## [Written exercise]
Reproduce all the lines exactly as they stand, apart from the pictures.

## [Recorded information]
=-=-=
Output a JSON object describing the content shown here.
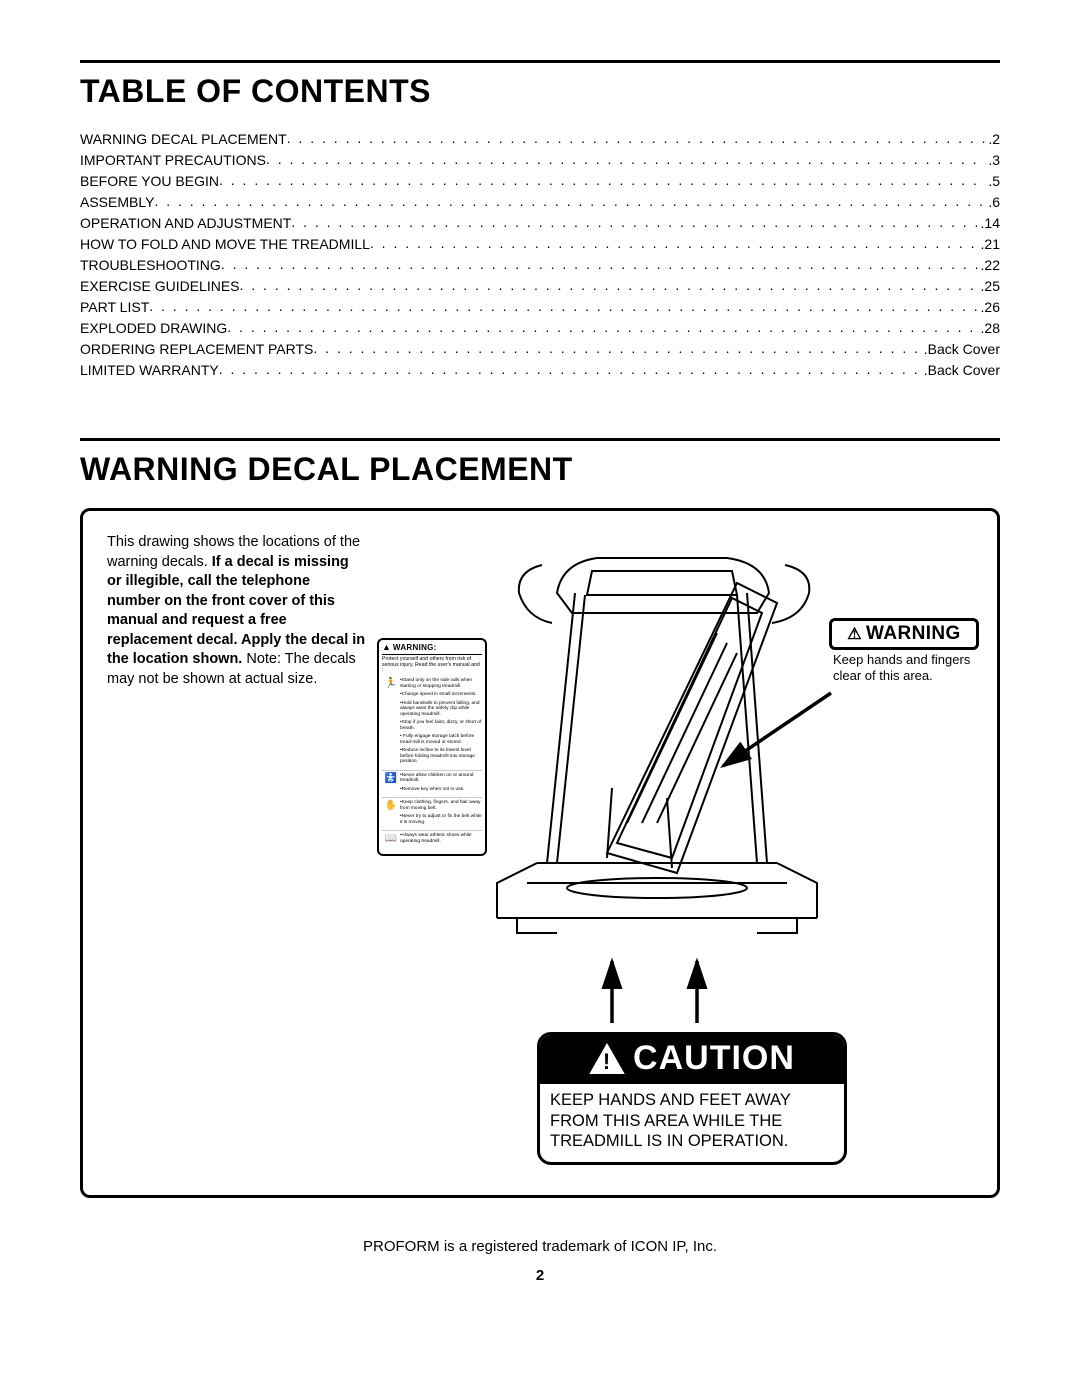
{
  "headings": {
    "toc": "TABLE OF CONTENTS",
    "decal": "WARNING DECAL PLACEMENT"
  },
  "toc": [
    {
      "label": "WARNING DECAL PLACEMENT",
      "page": "2"
    },
    {
      "label": "IMPORTANT PRECAUTIONS",
      "page": "3"
    },
    {
      "label": "BEFORE YOU BEGIN",
      "page": "5"
    },
    {
      "label": "ASSEMBLY",
      "page": "6"
    },
    {
      "label": "OPERATION AND ADJUSTMENT",
      "page": "14"
    },
    {
      "label": "HOW TO FOLD AND MOVE THE TREADMILL",
      "page": "21"
    },
    {
      "label": "TROUBLESHOOTING",
      "page": "22"
    },
    {
      "label": "EXERCISE GUIDELINES",
      "page": "25"
    },
    {
      "label": "PART LIST",
      "page": "26"
    },
    {
      "label": "EXPLODED DRAWING",
      "page": "28"
    },
    {
      "label": "ORDERING REPLACEMENT PARTS",
      "page": "Back Cover"
    },
    {
      "label": "LIMITED WARRANTY",
      "page": "Back Cover"
    }
  ],
  "decal": {
    "intro_plain1": "This drawing shows the locations of the warning decals. ",
    "intro_bold": "If a decal is missing or illegible, call the telephone number on the front cover of this manual and request a free replacement decal. Apply the decal in the location shown.",
    "intro_plain2": " Note: The decals may not be shown at actual size."
  },
  "small_warning": {
    "header": "WARNING:",
    "intro": "Protect yourself and others from risk of serious injury. Read the user's manual and :",
    "groups": [
      {
        "icon": "run",
        "items": [
          "•Stand only on the side rails when starting or stopping treadmill.",
          "•Change speed in small increments.",
          "•Hold handrails to prevent falling, and always wear the safety clip while operating treadmill.",
          "•Stop if you feel faint, dizzy, or short of breath.",
          "• Fully engage storage latch before tread-mill is moved or stored.",
          "•Reduce incline to its lowest level before folding treadmill into storage position."
        ]
      },
      {
        "icon": "child",
        "items": [
          "•Never allow children on or around treadmill.",
          "•Remove key when not in use."
        ]
      },
      {
        "icon": "hand",
        "items": [
          "•Keep clothing, fingers, and hair away from moving belt.",
          "•Never try to adjust or fix the belt while it is moving."
        ]
      },
      {
        "icon": "book",
        "items": [
          "•Always wear athletic shoes while operating treadmill."
        ]
      }
    ]
  },
  "warning_callout": {
    "header": "WARNING",
    "body": "Keep hands and fingers clear of this area."
  },
  "caution": {
    "header": "CAUTION",
    "body": "KEEP HANDS AND FEET AWAY FROM THIS AREA WHILE THE TREADMILL IS IN OPERATION."
  },
  "footer": "PROFORM is a registered trademark of ICON IP, Inc.",
  "page_number": "2",
  "colors": {
    "text": "#000000",
    "bg": "#ffffff",
    "caution_header_bg": "#000000",
    "caution_header_fg": "#ffffff"
  }
}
=-=-=
## [Answer to the task]
Output a JSON object describing the content shown here.
{
  "headings": {
    "toc": "TABLE OF CONTENTS",
    "decal": "WARNING DECAL PLACEMENT"
  },
  "toc": [
    {
      "label": "WARNING DECAL PLACEMENT",
      "page": "2"
    },
    {
      "label": "IMPORTANT PRECAUTIONS",
      "page": "3"
    },
    {
      "label": "BEFORE YOU BEGIN",
      "page": "5"
    },
    {
      "label": "ASSEMBLY",
      "page": "6"
    },
    {
      "label": "OPERATION AND ADJUSTMENT",
      "page": "14"
    },
    {
      "label": "HOW TO FOLD AND MOVE THE TREADMILL",
      "page": "21"
    },
    {
      "label": "TROUBLESHOOTING",
      "page": "22"
    },
    {
      "label": "EXERCISE GUIDELINES",
      "page": "25"
    },
    {
      "label": "PART LIST",
      "page": "26"
    },
    {
      "label": "EXPLODED DRAWING",
      "page": "28"
    },
    {
      "label": "ORDERING REPLACEMENT PARTS",
      "page": "Back Cover"
    },
    {
      "label": "LIMITED WARRANTY",
      "page": "Back Cover"
    }
  ],
  "decal": {
    "intro_plain1": "This drawing shows the locations of the warning decals. ",
    "intro_bold": "If a decal is missing or illegible, call the telephone number on the front cover of this manual and request a free replacement decal. Apply the decal in the location shown.",
    "intro_plain2": " Note: The decals may not be shown at actual size."
  },
  "small_warning": {
    "header": "WARNING:",
    "intro": "Protect yourself and others from risk of serious injury. Read the user's manual and :",
    "groups": [
      {
        "icon": "run",
        "items": [
          "•Stand only on the side rails when starting or stopping treadmill.",
          "•Change speed in small increments.",
          "•Hold handrails to prevent falling, and always wear the safety clip while operating treadmill.",
          "•Stop if you feel faint, dizzy, or short of breath.",
          "• Fully engage storage latch before tread-mill is moved or stored.",
          "•Reduce incline to its lowest level before folding treadmill into storage position."
        ]
      },
      {
        "icon": "child",
        "items": [
          "•Never allow children on or around treadmill.",
          "•Remove key when not in use."
        ]
      },
      {
        "icon": "hand",
        "items": [
          "•Keep clothing, fingers, and hair away from moving belt.",
          "•Never try to adjust or fix the belt while it is moving."
        ]
      },
      {
        "icon": "book",
        "items": [
          "•Always wear athletic shoes while operating treadmill."
        ]
      }
    ]
  },
  "warning_callout": {
    "header": "WARNING",
    "body": "Keep hands and fingers clear of this area."
  },
  "caution": {
    "header": "CAUTION",
    "body": "KEEP HANDS AND FEET AWAY FROM THIS AREA WHILE THE TREADMILL IS IN OPERATION."
  },
  "footer": "PROFORM is a registered trademark of ICON IP, Inc.",
  "page_number": "2",
  "colors": {
    "text": "#000000",
    "bg": "#ffffff",
    "caution_header_bg": "#000000",
    "caution_header_fg": "#ffffff"
  }
}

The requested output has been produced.